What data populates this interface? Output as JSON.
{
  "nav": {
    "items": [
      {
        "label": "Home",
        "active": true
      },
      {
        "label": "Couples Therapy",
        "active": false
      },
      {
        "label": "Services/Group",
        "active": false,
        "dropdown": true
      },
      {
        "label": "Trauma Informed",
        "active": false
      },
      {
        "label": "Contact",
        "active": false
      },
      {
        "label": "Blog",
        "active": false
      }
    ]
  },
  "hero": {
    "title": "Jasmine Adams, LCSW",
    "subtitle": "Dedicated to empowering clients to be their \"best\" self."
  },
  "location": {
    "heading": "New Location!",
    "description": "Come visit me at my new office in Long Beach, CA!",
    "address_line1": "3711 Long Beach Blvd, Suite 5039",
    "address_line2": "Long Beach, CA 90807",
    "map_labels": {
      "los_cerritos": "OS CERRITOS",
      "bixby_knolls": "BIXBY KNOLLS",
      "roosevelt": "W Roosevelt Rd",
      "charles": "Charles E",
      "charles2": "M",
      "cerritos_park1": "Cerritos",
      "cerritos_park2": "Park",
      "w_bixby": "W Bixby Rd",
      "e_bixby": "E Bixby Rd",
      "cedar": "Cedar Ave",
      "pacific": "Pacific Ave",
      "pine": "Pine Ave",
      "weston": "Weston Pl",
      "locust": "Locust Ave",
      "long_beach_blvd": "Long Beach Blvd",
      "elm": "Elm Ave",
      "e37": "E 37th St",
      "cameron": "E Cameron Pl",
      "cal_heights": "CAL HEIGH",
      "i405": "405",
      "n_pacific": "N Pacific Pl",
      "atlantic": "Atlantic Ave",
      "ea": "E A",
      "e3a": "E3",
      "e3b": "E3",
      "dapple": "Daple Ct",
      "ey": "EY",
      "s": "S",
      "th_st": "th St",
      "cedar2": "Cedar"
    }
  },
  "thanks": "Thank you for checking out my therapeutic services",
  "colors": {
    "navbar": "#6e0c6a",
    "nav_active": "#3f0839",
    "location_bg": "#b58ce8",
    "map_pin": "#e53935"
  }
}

→ **PROBLEM REQUIREMENTS**:
Go through the records above and set each one down exactly, please.

→ **SOLUTION TO THE EXERCISE**:
What data populates this interface? Output as JSON.
{
  "nav": {
    "items": [
      {
        "label": "Home",
        "active": true
      },
      {
        "label": "Couples Therapy",
        "active": false
      },
      {
        "label": "Services/Group",
        "active": false,
        "dropdown": true
      },
      {
        "label": "Trauma Informed",
        "active": false
      },
      {
        "label": "Contact",
        "active": false
      },
      {
        "label": "Blog",
        "active": false
      }
    ]
  },
  "hero": {
    "title": "Jasmine Adams, LCSW",
    "subtitle": "Dedicated to empowering clients to be their \"best\" self."
  },
  "location": {
    "heading": "New Location!",
    "description": "Come visit me at my new office in Long Beach, CA!",
    "address_line1": "3711 Long Beach Blvd, Suite 5039",
    "address_line2": "Long Beach, CA 90807",
    "map_labels": {
      "los_cerritos": "OS CERRITOS",
      "bixby_knolls": "BIXBY KNOLLS",
      "roosevelt": "W Roosevelt Rd",
      "charles": "Charles E",
      "charles2": "M",
      "cerritos_park1": "Cerritos",
      "cerritos_park2": "Park",
      "w_bixby": "W Bixby Rd",
      "e_bixby": "E Bixby Rd",
      "cedar": "Cedar Ave",
      "pacific": "Pacific Ave",
      "pine": "Pine Ave",
      "weston": "Weston Pl",
      "locust": "Locust Ave",
      "long_beach_blvd": "Long Beach Blvd",
      "elm": "Elm Ave",
      "e37": "E 37th St",
      "cameron": "E Cameron Pl",
      "cal_heights": "CAL HEIGH",
      "i405": "405",
      "n_pacific": "N Pacific Pl",
      "atlantic": "Atlantic Ave",
      "ea": "E A",
      "e3a": "E3",
      "e3b": "E3",
      "dapple": "Daple Ct",
      "ey": "EY",
      "s": "S",
      "th_st": "th St",
      "cedar2": "Cedar"
    }
  },
  "thanks": "Thank you for checking out my therapeutic services",
  "colors": {
    "navbar": "#6e0c6a",
    "nav_active": "#3f0839",
    "location_bg": "#b58ce8",
    "map_pin": "#e53935"
  }
}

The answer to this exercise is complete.